> **EXERCISE**
Report every line from the material that contains the word "this".

> **DATA SHOWN**

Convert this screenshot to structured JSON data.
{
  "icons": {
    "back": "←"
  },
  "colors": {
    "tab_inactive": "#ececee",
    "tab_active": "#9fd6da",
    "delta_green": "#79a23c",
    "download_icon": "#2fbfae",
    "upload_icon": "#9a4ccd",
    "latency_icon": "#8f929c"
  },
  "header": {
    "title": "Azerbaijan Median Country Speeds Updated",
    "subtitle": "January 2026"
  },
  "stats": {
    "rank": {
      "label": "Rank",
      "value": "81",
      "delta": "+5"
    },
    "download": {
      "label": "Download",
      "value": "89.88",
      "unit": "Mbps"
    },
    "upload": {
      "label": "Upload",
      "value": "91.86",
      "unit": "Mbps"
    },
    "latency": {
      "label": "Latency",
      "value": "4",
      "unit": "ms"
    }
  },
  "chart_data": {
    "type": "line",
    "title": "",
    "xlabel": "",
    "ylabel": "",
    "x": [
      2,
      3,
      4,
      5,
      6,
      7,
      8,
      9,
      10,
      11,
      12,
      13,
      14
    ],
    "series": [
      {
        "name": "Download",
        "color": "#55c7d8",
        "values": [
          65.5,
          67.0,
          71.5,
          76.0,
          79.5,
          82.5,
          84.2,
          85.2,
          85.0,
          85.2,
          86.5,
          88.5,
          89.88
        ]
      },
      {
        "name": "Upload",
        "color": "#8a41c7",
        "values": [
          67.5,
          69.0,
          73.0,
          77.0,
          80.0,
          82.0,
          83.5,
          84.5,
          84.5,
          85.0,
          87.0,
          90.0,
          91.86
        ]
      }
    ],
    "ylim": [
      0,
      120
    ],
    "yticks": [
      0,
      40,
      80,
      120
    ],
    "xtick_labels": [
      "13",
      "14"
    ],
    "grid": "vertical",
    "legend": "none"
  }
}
* * *
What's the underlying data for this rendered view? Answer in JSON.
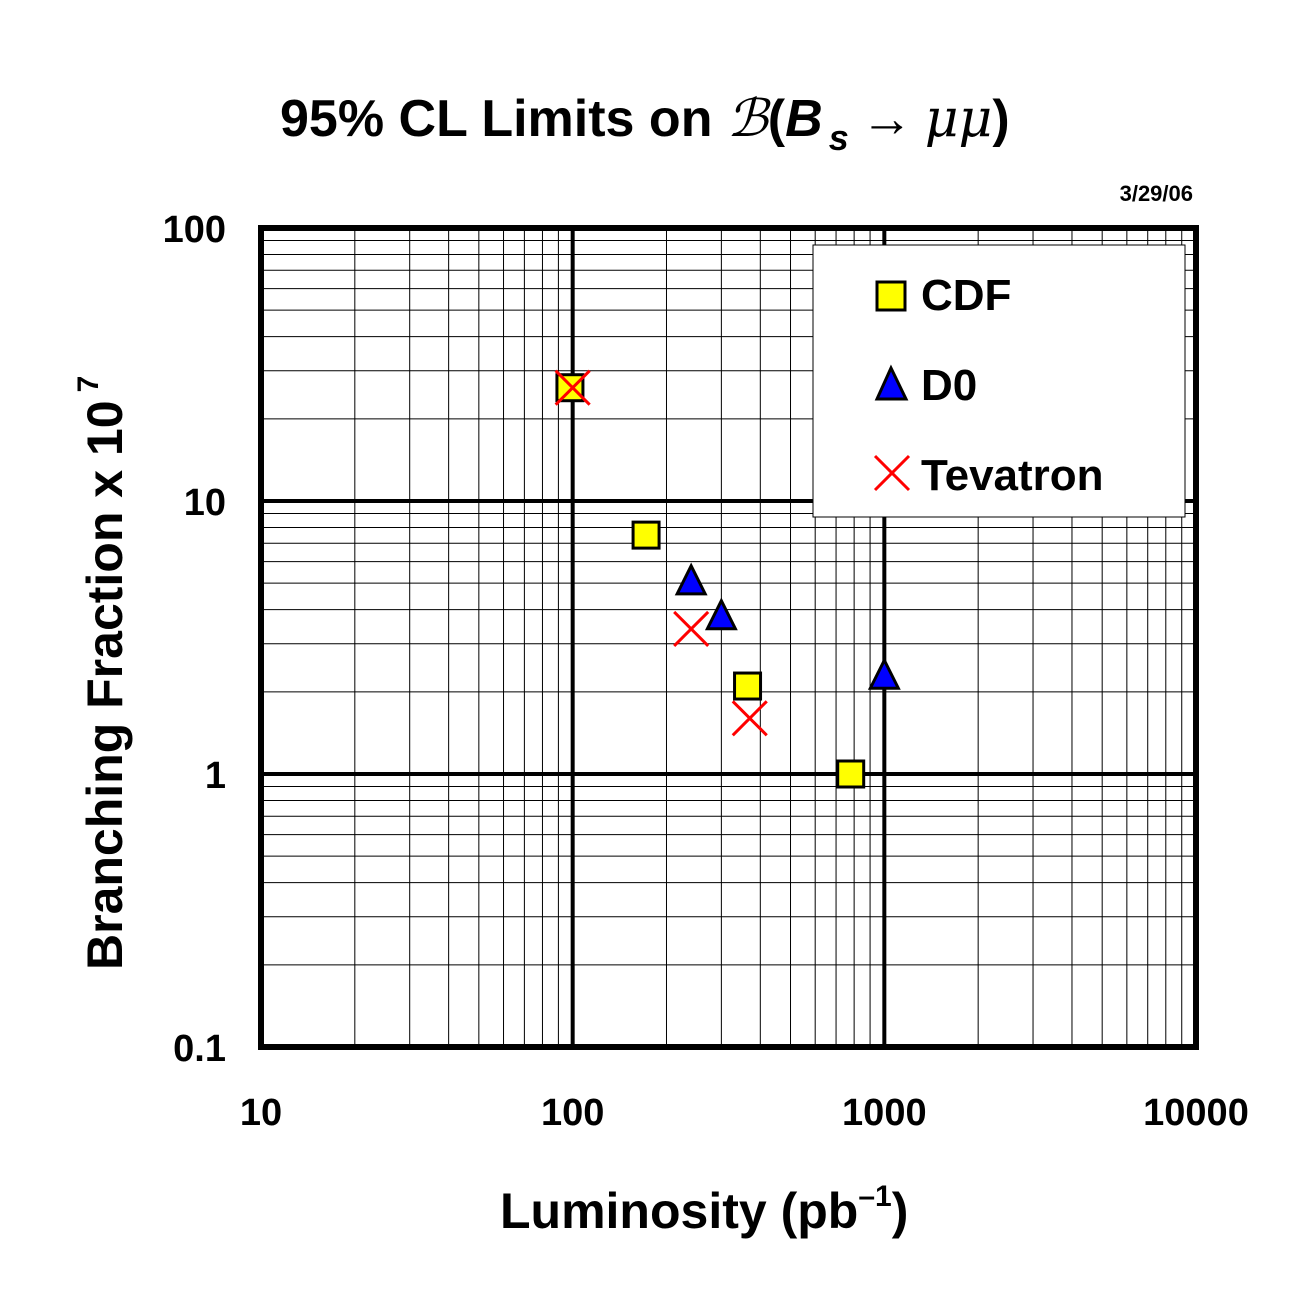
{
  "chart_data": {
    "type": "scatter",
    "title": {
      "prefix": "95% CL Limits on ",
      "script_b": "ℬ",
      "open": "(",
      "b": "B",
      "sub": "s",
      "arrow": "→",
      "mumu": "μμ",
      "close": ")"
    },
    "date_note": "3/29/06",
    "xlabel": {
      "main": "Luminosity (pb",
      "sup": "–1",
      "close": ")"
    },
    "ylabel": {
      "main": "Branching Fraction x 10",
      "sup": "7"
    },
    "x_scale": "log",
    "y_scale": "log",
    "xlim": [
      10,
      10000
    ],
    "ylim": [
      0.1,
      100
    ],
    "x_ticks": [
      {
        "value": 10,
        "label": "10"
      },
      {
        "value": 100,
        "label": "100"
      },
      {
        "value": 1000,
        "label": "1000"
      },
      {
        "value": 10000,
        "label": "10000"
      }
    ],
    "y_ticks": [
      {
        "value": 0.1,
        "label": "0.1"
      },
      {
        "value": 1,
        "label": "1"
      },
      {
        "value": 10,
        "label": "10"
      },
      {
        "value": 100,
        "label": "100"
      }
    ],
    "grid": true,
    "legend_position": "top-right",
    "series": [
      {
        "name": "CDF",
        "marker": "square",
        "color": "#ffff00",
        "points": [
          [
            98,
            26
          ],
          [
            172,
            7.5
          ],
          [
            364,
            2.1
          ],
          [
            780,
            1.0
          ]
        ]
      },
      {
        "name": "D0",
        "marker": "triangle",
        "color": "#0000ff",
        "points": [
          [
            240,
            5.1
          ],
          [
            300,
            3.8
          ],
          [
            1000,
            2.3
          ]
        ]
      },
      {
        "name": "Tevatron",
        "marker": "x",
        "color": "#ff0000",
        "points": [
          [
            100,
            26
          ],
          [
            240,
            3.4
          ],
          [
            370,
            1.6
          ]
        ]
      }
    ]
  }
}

> **TASK SOLUTION**
Convert this screenshot to structured JSON data.
What's the underlying data for this rendered view? Answer in JSON.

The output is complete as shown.